- [Page excerpt]:

---*---

And it starts with, “Whatever the story is. I’m not good at this. This person doesn't respect me.” Uh, whatev—whatever it is, you, you start with the question, and the first thing that she pushes you to ask is, “Is it true?” And of course our answer is always—

[00:02:44] Frances Frei:
Of course it is.

[00:02:44] Anne Morriss:
“Of course it's fucking true. Like, that's why I am suffering.” Um, and then the second question is, “Is it really true?” But then the liberation happens with the follow-up questions, which are, “How do you react when you believe this thought? Who are you”—

[00:03:04] Frances Frei:
When I believe. Defensive.

[00:03:05] Anne Morriss:
—“when I believe this story?”

[00:03:07] Frances Frei:
Yeah. Victim.

[00:03:07] Anne Morriss:
Limited, defensive, like incapable of solving the problem—

[00:03:12] Frances Frei:
Yeah.

[00:03:12] Anne Morriss:
—because everyone else—

[00:03:13] Frances Frei:
Is doing it to me.

[00:03:14] Anne Morriss:
—is doing it to me and has the power. And then you get to the liberation moment, is “Who would I be without this story?”

[00:03:23] Frances Frei:
Oh yeah.

[00:03:24] Anne Morriss:
Um, and if I start replacing it with a story that's more productive, more empowering, or there's more freedom of movement, that's potentially more accurate. You know, um, who, who do I get to be in that story? And it's really hard to do this on your own.

[00:03:49] Frances Frei:
Yeah. I actually, let's go with impossible.

[00:03:46] Anne Morriss:
Yeah. And it is that to me, that's why this kind of work is so exciting. So, Frances, let's get into it.

---*---

- [Recorded data]:
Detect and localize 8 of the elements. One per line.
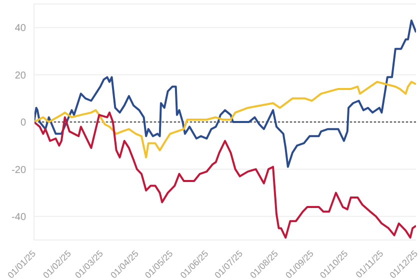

---*---

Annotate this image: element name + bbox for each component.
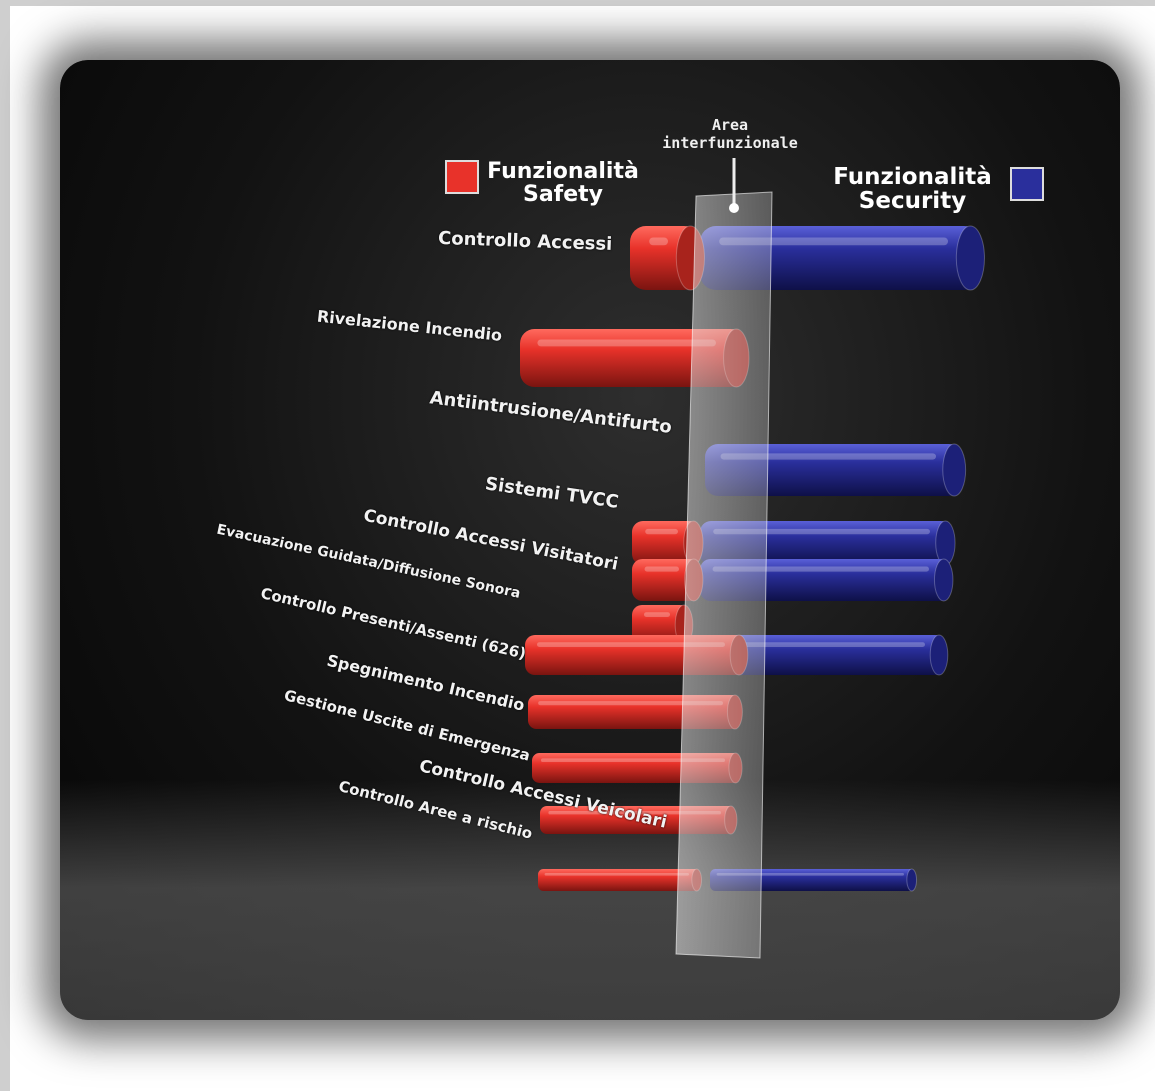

---*---

- [What is asked]:
[A] Please answer these questions using the Frei and Morriss transcript, one per line:
(i) According to Anne Morriss, what is the first question you are pushed to ask about a story?
(ii) Which question does Anne Morriss call the liberation moment?
(iii) What word does Frances Frei suggest in place of "really hard" for doing this on your own?
[B] Write out the Frei and Morriss transcript between "And it starts" and "course it is.", inclusive.
[C] Extend the Frei and Morriss transcript from the point where it stops.
The entries play no part in any of this work.

- [Results of the exercise]:
[A]
(i) "Is it true?"
(ii) "Who would I be without this story?"
(iii) Impossible

[B]
And it starts with, “Whatever the story is. I’m not good at this. This person doesn't respect me.” Uh, whatev—whatever it is, you, you start with the question, and the first thing that she pushes you to ask is, “Is it true?” And of course our answer is always—

[00:02:44] Frances Frei:
Of course it is.

[C]
This is Fixable. I'm Anne Morriss, I'm a company builder and leadership coach.

[00:04:01] Frances Frei:
And I'm Frances Frei. I'm a professor at the Harvard Business School, and I'm Anne's wife.

[00:04:05] Anne Morriss:
On this show, we believe that meaningful change happens fast, anything is Fixable, and solutions are often just a single brave conversation away.

[00:04:15] Frances Frei:
Today we have Elizabeth, not her real name, who is living in a very challenging narrative. Let's take a listen to her voicemail.

[00:04:22] Elizabeth:
Hi, Anne and Frances. I am calling because I am a female in a male-dominated industry, roofing and construction. Um, I’m met with resistance from male desk adjusters or male field adjusters that think that I don't know what I'm talking about when it comes to insurance work scopes.

And I'm also kind of met with resistance from trying to get new clients, them thinking that I wouldn't be a good fit because I'm a girl and I don't know what it takes to put on a roof. So any advice, any type of, you know, verbage I should be using out there to help me get my point across that just because I'm a woman, that I actually do know what I'm talking about.

[00:05:02] Frances Frei:
Oh, this is gonna be awesome. Because how do you overcome first impressions? And are they really first impressions?

[00:05:11] Anne Morriss:
Yeah, no, there's a very powerful and, and sticky story at, at the center of this that is not necessarily untrue. Um, but where can, can she find some freedom of movement here, even in, in a world where, you know, the patriarchy is real?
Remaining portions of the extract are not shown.